** Start MATERIAL FOR THE TASK **

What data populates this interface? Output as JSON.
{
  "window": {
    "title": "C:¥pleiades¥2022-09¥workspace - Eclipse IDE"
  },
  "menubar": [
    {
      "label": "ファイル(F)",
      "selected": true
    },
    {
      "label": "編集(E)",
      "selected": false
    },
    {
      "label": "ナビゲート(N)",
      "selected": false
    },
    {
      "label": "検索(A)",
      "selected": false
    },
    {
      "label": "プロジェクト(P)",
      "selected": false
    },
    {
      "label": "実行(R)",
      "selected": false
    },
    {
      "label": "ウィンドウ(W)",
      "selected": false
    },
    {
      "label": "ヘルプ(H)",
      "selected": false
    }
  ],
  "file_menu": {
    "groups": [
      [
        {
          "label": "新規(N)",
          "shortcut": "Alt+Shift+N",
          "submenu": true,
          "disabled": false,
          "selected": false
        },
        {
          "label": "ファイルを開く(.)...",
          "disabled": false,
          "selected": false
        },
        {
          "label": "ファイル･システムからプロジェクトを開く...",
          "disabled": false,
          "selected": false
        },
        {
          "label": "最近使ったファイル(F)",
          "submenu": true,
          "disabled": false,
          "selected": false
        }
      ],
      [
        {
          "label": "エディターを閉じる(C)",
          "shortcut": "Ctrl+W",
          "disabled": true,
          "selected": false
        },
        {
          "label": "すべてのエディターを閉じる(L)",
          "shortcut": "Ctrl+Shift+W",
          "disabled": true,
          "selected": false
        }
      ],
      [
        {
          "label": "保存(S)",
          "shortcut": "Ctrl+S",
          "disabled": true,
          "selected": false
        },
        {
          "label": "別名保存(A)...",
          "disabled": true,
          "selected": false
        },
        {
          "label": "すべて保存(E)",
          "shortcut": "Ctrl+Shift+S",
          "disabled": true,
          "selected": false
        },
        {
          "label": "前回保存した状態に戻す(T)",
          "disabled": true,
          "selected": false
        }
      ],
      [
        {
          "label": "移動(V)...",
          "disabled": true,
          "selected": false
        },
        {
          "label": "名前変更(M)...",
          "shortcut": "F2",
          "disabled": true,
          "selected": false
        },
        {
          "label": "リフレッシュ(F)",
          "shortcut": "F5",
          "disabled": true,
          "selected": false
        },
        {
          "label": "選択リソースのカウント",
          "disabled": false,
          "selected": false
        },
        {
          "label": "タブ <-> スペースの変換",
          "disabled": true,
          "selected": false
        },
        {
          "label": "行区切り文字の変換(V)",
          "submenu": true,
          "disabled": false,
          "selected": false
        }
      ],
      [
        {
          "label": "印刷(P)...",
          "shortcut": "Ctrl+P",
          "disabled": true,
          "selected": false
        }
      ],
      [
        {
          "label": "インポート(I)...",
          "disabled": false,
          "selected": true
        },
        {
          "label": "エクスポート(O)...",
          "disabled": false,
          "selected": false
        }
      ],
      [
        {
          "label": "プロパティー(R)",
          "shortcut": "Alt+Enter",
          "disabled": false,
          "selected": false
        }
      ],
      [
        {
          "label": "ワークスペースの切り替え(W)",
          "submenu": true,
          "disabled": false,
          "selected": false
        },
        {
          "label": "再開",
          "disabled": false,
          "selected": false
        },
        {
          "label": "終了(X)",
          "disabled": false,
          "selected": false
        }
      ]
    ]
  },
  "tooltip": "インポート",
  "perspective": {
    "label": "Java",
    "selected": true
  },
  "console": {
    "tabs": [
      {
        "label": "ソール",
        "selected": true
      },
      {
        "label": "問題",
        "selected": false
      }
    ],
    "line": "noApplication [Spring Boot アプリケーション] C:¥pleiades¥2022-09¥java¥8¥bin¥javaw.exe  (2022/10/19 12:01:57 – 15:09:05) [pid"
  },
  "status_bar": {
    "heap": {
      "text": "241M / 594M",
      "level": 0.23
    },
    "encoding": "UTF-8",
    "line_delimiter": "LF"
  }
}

** End MATERIAL FOR THE TASK **

OBJECTIVE:
Give all the records again. Match them exactly.

REPLY:
What data populates this interface? Output as JSON.
{
  "window": {
    "title": "C:¥pleiades¥2022-09¥workspace - Eclipse IDE"
  },
  "menubar": [
    {
      "label": "ファイル(F)",
      "selected": true
    },
    {
      "label": "編集(E)",
      "selected": false
    },
    {
      "label": "ナビゲート(N)",
      "selected": false
    },
    {
      "label": "検索(A)",
      "selected": false
    },
    {
      "label": "プロジェクト(P)",
      "selected": false
    },
    {
      "label": "実行(R)",
      "selected": false
    },
    {
      "label": "ウィンドウ(W)",
      "selected": false
    },
    {
      "label": "ヘルプ(H)",
      "selected": false
    }
  ],
  "file_menu": {
    "groups": [
      [
        {
          "label": "新規(N)",
          "shortcut": "Alt+Shift+N",
          "submenu": true,
          "disabled": false,
          "selected": false
        },
        {
          "label": "ファイルを開く(.)...",
          "disabled": false,
          "selected": false
        },
        {
          "label": "ファイル･システムからプロジェクトを開く...",
          "disabled": false,
          "selected": false
        },
        {
          "label": "最近使ったファイル(F)",
          "submenu": true,
          "disabled": false,
          "selected": false
        }
      ],
      [
        {
          "label": "エディターを閉じる(C)",
          "shortcut": "Ctrl+W",
          "disabled": true,
          "selected": false
        },
        {
          "label": "すべてのエディターを閉じる(L)",
          "shortcut": "Ctrl+Shift+W",
          "disabled": true,
          "selected": false
        }
      ],
      [
        {
          "label": "保存(S)",
          "shortcut": "Ctrl+S",
          "disabled": true,
          "selected": false
        },
        {
          "label": "別名保存(A)...",
          "disabled": true,
          "selected": false
        },
        {
          "label": "すべて保存(E)",
          "shortcut": "Ctrl+Shift+S",
          "disabled": true,
          "selected": false
        },
        {
          "label": "前回保存した状態に戻す(T)",
          "disabled": true,
          "selected": false
        }
      ],
      [
        {
          "label": "移動(V)...",
          "disabled": true,
          "selected": false
        },
        {
          "label": "名前変更(M)...",
          "shortcut": "F2",
          "disabled": true,
          "selected": false
        },
        {
          "label": "リフレッシュ(F)",
          "shortcut": "F5",
          "disabled": true,
          "selected": false
        },
        {
          "label": "選択リソースのカウント",
          "disabled": false,
          "selected": false
        },
        {
          "label": "タブ <-> スペースの変換",
          "disabled": true,
          "selected": false
        },
        {
          "label": "行区切り文字の変換(V)",
          "submenu": true,
          "disabled": false,
          "selected": false
        }
      ],
      [
        {
          "label": "印刷(P)...",
          "shortcut": "Ctrl+P",
          "disabled": true,
          "selected": false
        }
      ],
      [
        {
          "label": "インポート(I)...",
          "disabled": false,
          "selected": true
        },
        {
          "label": "エクスポート(O)...",
          "disabled": false,
          "selected": false
        }
      ],
      [
        {
          "label": "プロパティー(R)",
          "shortcut": "Alt+Enter",
          "disabled": false,
          "selected": false
        }
      ],
      [
        {
          "label": "ワークスペースの切り替え(W)",
          "submenu": true,
          "disabled": false,
          "selected": false
        },
        {
          "label": "再開",
          "disabled": false,
          "selected": false
        },
        {
          "label": "終了(X)",
          "disabled": false,
          "selected": false
        }
      ]
    ]
  },
  "tooltip": "インポート",
  "perspective": {
    "label": "Java",
    "selected": true
  },
  "console": {
    "tabs": [
      {
        "label": "ソール",
        "selected": true
      },
      {
        "label": "問題",
        "selected": false
      }
    ],
    "line": "noApplication [Spring Boot アプリケーション] C:¥pleiades¥2022-09¥java¥8¥bin¥javaw.exe  (2022/10/19 12:01:57 – 15:09:05) [pid"
  },
  "status_bar": {
    "heap": {
      "text": "241M / 594M",
      "level": 0.23
    },
    "encoding": "UTF-8",
    "line_delimiter": "LF"
  }
}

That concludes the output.